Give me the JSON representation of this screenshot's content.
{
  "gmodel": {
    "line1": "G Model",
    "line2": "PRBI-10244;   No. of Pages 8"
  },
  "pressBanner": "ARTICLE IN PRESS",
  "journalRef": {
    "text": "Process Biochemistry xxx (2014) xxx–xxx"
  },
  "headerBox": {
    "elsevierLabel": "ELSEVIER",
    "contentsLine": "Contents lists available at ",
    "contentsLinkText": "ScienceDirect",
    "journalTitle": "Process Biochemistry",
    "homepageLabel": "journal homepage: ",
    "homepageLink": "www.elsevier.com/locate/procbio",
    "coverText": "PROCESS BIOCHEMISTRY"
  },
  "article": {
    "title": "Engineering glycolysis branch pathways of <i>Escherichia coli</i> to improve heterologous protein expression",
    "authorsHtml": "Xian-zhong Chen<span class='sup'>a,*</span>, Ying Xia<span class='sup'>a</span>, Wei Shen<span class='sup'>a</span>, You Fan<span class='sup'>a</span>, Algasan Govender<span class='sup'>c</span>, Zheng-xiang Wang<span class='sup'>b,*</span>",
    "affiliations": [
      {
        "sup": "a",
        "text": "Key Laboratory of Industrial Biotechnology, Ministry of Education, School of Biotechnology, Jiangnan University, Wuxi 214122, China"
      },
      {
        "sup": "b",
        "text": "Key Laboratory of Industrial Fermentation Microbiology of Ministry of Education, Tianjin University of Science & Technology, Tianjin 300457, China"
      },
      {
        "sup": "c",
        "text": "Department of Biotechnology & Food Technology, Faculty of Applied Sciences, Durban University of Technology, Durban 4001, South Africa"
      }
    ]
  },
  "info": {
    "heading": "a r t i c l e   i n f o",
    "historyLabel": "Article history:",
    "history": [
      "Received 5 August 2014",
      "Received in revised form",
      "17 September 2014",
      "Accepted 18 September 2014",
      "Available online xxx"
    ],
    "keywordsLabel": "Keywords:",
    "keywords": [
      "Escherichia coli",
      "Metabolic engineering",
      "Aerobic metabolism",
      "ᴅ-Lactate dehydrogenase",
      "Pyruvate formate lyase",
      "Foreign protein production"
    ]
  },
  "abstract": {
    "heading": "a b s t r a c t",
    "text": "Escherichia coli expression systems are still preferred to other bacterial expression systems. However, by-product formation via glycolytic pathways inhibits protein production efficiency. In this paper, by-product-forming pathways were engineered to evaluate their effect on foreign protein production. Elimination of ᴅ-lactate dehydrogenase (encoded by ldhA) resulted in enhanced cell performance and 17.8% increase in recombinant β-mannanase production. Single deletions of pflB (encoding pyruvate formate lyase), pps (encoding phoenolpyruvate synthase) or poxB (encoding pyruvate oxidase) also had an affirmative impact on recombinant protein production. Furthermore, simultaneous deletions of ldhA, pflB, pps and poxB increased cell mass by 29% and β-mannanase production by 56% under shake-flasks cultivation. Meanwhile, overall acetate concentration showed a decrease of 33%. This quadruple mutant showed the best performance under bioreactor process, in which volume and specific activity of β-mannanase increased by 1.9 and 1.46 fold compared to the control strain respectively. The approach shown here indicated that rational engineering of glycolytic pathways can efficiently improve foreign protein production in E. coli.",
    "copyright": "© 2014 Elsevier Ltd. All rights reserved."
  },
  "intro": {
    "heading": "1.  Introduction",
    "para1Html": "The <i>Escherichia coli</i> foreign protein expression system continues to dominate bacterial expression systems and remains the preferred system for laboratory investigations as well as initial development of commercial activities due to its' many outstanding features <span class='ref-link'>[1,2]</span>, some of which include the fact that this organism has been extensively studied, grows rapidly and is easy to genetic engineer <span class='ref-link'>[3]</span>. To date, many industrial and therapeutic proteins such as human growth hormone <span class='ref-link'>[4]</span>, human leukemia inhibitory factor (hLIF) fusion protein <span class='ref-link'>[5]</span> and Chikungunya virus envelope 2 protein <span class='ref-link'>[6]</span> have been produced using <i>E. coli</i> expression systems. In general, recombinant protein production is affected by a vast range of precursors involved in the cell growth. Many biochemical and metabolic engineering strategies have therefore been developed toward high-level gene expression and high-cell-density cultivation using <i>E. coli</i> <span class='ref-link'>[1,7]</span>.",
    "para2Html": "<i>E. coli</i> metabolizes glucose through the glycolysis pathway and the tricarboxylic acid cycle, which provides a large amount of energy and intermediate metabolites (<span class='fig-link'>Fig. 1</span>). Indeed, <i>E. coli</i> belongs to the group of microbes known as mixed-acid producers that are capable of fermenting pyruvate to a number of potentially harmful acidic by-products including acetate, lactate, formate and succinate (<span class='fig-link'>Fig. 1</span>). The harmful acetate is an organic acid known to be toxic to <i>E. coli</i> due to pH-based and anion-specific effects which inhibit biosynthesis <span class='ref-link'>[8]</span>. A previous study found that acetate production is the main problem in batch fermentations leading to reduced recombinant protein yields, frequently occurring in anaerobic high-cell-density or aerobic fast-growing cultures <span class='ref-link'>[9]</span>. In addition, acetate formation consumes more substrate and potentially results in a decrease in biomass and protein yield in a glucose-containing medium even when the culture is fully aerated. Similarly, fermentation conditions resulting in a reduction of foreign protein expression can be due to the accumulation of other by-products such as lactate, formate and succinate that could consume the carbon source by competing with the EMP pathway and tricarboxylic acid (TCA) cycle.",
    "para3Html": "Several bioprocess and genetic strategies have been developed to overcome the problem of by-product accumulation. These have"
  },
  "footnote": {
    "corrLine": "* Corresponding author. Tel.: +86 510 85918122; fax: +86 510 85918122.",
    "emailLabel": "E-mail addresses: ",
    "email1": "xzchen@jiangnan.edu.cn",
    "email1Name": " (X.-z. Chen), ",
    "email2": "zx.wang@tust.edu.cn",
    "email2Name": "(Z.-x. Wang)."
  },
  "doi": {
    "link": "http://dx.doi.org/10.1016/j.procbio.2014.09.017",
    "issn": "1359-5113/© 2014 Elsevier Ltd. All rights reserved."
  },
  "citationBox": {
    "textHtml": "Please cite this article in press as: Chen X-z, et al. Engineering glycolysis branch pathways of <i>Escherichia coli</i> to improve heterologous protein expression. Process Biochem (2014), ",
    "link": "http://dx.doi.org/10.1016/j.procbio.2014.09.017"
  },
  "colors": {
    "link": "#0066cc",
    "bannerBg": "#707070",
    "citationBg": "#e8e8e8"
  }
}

## Problem details
From the data above, report how many lines include the string "University". The number alone will do.

## Solution to this problem
3